- REQUEST
Retype all of the data exactly as given.

- MATERIALS PROVIDED
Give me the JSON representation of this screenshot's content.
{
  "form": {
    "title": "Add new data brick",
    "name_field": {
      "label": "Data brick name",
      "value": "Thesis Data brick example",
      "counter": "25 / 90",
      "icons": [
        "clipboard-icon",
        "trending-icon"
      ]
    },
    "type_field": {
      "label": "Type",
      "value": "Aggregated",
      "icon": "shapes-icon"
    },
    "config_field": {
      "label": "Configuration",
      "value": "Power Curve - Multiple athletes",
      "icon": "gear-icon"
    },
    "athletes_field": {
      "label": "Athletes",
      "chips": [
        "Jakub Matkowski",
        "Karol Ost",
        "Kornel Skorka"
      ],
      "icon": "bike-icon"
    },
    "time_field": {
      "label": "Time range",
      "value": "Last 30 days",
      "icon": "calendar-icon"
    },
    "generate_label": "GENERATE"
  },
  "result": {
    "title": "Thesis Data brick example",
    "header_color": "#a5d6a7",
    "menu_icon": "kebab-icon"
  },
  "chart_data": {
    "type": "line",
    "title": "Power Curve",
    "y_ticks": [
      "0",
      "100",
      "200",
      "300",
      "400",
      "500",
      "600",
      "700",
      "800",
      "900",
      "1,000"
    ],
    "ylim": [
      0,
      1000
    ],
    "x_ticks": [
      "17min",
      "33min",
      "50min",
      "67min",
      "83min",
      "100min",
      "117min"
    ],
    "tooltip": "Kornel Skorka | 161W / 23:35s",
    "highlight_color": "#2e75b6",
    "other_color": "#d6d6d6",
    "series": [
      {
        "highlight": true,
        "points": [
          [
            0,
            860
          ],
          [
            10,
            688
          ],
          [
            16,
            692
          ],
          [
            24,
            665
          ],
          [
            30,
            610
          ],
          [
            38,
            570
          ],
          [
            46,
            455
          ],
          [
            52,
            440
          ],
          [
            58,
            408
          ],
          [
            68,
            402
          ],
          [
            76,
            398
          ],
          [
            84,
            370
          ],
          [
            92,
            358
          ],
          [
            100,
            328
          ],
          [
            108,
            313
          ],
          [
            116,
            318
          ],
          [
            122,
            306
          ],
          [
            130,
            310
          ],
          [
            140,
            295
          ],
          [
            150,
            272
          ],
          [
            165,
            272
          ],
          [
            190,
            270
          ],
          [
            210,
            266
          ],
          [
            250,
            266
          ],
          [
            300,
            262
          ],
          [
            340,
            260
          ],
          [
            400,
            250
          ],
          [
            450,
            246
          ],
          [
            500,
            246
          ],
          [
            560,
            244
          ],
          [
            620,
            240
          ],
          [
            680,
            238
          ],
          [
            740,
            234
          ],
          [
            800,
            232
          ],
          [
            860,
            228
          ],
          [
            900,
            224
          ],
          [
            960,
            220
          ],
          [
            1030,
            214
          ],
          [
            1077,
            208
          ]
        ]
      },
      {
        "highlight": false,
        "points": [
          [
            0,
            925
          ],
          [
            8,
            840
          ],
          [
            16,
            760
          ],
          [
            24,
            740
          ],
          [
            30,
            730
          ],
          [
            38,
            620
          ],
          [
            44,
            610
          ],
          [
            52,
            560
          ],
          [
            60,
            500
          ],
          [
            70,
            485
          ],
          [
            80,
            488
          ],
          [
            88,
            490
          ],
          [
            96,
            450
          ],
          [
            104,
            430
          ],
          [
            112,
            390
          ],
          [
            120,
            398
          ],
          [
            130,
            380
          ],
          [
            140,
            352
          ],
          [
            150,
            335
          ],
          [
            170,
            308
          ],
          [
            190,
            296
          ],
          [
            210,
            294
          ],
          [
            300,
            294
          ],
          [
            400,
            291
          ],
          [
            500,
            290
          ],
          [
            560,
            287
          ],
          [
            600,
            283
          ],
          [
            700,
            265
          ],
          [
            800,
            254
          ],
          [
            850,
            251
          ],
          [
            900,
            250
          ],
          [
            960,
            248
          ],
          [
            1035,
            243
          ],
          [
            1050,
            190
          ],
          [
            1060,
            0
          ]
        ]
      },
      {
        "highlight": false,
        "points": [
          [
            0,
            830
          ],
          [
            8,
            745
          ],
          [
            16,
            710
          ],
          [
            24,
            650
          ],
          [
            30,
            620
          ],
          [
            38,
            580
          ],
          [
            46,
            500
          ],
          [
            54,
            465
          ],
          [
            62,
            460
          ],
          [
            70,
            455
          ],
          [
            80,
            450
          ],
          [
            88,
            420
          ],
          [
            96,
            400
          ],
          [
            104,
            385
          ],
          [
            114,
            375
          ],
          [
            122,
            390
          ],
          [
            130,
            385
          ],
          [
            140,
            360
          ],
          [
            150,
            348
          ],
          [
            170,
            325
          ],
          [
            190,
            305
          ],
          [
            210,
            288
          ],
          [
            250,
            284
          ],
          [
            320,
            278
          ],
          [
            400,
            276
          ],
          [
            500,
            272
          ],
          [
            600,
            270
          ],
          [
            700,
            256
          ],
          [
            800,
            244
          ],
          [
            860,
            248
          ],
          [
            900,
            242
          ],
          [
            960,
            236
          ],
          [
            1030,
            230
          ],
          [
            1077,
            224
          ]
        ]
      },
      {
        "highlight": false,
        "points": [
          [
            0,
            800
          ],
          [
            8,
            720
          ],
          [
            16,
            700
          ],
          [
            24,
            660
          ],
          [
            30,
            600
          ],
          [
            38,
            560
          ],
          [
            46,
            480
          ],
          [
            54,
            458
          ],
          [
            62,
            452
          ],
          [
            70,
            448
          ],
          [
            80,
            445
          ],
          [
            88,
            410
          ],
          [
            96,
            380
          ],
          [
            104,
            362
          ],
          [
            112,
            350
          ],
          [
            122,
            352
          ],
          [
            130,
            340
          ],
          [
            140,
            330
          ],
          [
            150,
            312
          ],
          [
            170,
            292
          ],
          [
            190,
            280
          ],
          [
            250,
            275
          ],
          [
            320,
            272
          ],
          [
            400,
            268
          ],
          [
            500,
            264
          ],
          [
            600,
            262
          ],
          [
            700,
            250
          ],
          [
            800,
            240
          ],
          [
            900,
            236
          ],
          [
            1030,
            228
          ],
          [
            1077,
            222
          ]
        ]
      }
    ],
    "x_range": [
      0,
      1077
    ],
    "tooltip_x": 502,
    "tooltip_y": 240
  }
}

- TASK OUTPUT
Give me the JSON representation of this screenshot's content.
{
  "form": {
    "title": "Add new data brick",
    "name_field": {
      "label": "Data brick name",
      "value": "Thesis Data brick example",
      "counter": "25 / 90",
      "icons": [
        "clipboard-icon",
        "trending-icon"
      ]
    },
    "type_field": {
      "label": "Type",
      "value": "Aggregated",
      "icon": "shapes-icon"
    },
    "config_field": {
      "label": "Configuration",
      "value": "Power Curve - Multiple athletes",
      "icon": "gear-icon"
    },
    "athletes_field": {
      "label": "Athletes",
      "chips": [
        "Jakub Matkowski",
        "Karol Ost",
        "Kornel Skorka"
      ],
      "icon": "bike-icon"
    },
    "time_field": {
      "label": "Time range",
      "value": "Last 30 days",
      "icon": "calendar-icon"
    },
    "generate_label": "GENERATE"
  },
  "result": {
    "title": "Thesis Data brick example",
    "header_color": "#a5d6a7",
    "menu_icon": "kebab-icon"
  },
  "chart_data": {
    "type": "line",
    "title": "Power Curve",
    "y_ticks": [
      "0",
      "100",
      "200",
      "300",
      "400",
      "500",
      "600",
      "700",
      "800",
      "900",
      "1,000"
    ],
    "ylim": [
      0,
      1000
    ],
    "x_ticks": [
      "17min",
      "33min",
      "50min",
      "67min",
      "83min",
      "100min",
      "117min"
    ],
    "tooltip": "Kornel Skorka | 161W / 23:35s",
    "highlight_color": "#2e75b6",
    "other_color": "#d6d6d6",
    "series": [
      {
        "highlight": true,
        "points": [
          [
            0,
            860
          ],
          [
            10,
            688
          ],
          [
            16,
            692
          ],
          [
            24,
            665
          ],
          [
            30,
            610
          ],
          [
            38,
            570
          ],
          [
            46,
            455
          ],
          [
            52,
            440
          ],
          [
            58,
            408
          ],
          [
            68,
            402
          ],
          [
            76,
            398
          ],
          [
            84,
            370
          ],
          [
            92,
            358
          ],
          [
            100,
            328
          ],
          [
            108,
            313
          ],
          [
            116,
            318
          ],
          [
            122,
            306
          ],
          [
            130,
            310
          ],
          [
            140,
            295
          ],
          [
            150,
            272
          ],
          [
            165,
            272
          ],
          [
            190,
            270
          ],
          [
            210,
            266
          ],
          [
            250,
            266
          ],
          [
            300,
            262
          ],
          [
            340,
            260
          ],
          [
            400,
            250
          ],
          [
            450,
            246
          ],
          [
            500,
            246
          ],
          [
            560,
            244
          ],
          [
            620,
            240
          ],
          [
            680,
            238
          ],
          [
            740,
            234
          ],
          [
            800,
            232
          ],
          [
            860,
            228
          ],
          [
            900,
            224
          ],
          [
            960,
            220
          ],
          [
            1030,
            214
          ],
          [
            1077,
            208
          ]
        ]
      },
      {
        "highlight": false,
        "points": [
          [
            0,
            925
          ],
          [
            8,
            840
          ],
          [
            16,
            760
          ],
          [
            24,
            740
          ],
          [
            30,
            730
          ],
          [
            38,
            620
          ],
          [
            44,
            610
          ],
          [
            52,
            560
          ],
          [
            60,
            500
          ],
          [
            70,
            485
          ],
          [
            80,
            488
          ],
          [
            88,
            490
          ],
          [
            96,
            450
          ],
          [
            104,
            430
          ],
          [
            112,
            390
          ],
          [
            120,
            398
          ],
          [
            130,
            380
          ],
          [
            140,
            352
          ],
          [
            150,
            335
          ],
          [
            170,
            308
          ],
          [
            190,
            296
          ],
          [
            210,
            294
          ],
          [
            300,
            294
          ],
          [
            400,
            291
          ],
          [
            500,
            290
          ],
          [
            560,
            287
          ],
          [
            600,
            283
          ],
          [
            700,
            265
          ],
          [
            800,
            254
          ],
          [
            850,
            251
          ],
          [
            900,
            250
          ],
          [
            960,
            248
          ],
          [
            1035,
            243
          ],
          [
            1050,
            190
          ],
          [
            1060,
            0
          ]
        ]
      },
      {
        "highlight": false,
        "points": [
          [
            0,
            830
          ],
          [
            8,
            745
          ],
          [
            16,
            710
          ],
          [
            24,
            650
          ],
          [
            30,
            620
          ],
          [
            38,
            580
          ],
          [
            46,
            500
          ],
          [
            54,
            465
          ],
          [
            62,
            460
          ],
          [
            70,
            455
          ],
          [
            80,
            450
          ],
          [
            88,
            420
          ],
          [
            96,
            400
          ],
          [
            104,
            385
          ],
          [
            114,
            375
          ],
          [
            122,
            390
          ],
          [
            130,
            385
          ],
          [
            140,
            360
          ],
          [
            150,
            348
          ],
          [
            170,
            325
          ],
          [
            190,
            305
          ],
          [
            210,
            288
          ],
          [
            250,
            284
          ],
          [
            320,
            278
          ],
          [
            400,
            276
          ],
          [
            500,
            272
          ],
          [
            600,
            270
          ],
          [
            700,
            256
          ],
          [
            800,
            244
          ],
          [
            860,
            248
          ],
          [
            900,
            242
          ],
          [
            960,
            236
          ],
          [
            1030,
            230
          ],
          [
            1077,
            224
          ]
        ]
      },
      {
        "highlight": false,
        "points": [
          [
            0,
            800
          ],
          [
            8,
            720
          ],
          [
            16,
            700
          ],
          [
            24,
            660
          ],
          [
            30,
            600
          ],
          [
            38,
            560
          ],
          [
            46,
            480
          ],
          [
            54,
            458
          ],
          [
            62,
            452
          ],
          [
            70,
            448
          ],
          [
            80,
            445
          ],
          [
            88,
            410
          ],
          [
            96,
            380
          ],
          [
            104,
            362
          ],
          [
            112,
            350
          ],
          [
            122,
            352
          ],
          [
            130,
            340
          ],
          [
            140,
            330
          ],
          [
            150,
            312
          ],
          [
            170,
            292
          ],
          [
            190,
            280
          ],
          [
            250,
            275
          ],
          [
            320,
            272
          ],
          [
            400,
            268
          ],
          [
            500,
            264
          ],
          [
            600,
            262
          ],
          [
            700,
            250
          ],
          [
            800,
            240
          ],
          [
            900,
            236
          ],
          [
            1030,
            228
          ],
          [
            1077,
            222
          ]
        ]
      }
    ],
    "x_range": [
      0,
      1077
    ],
    "tooltip_x": 502,
    "tooltip_y": 240
  }
}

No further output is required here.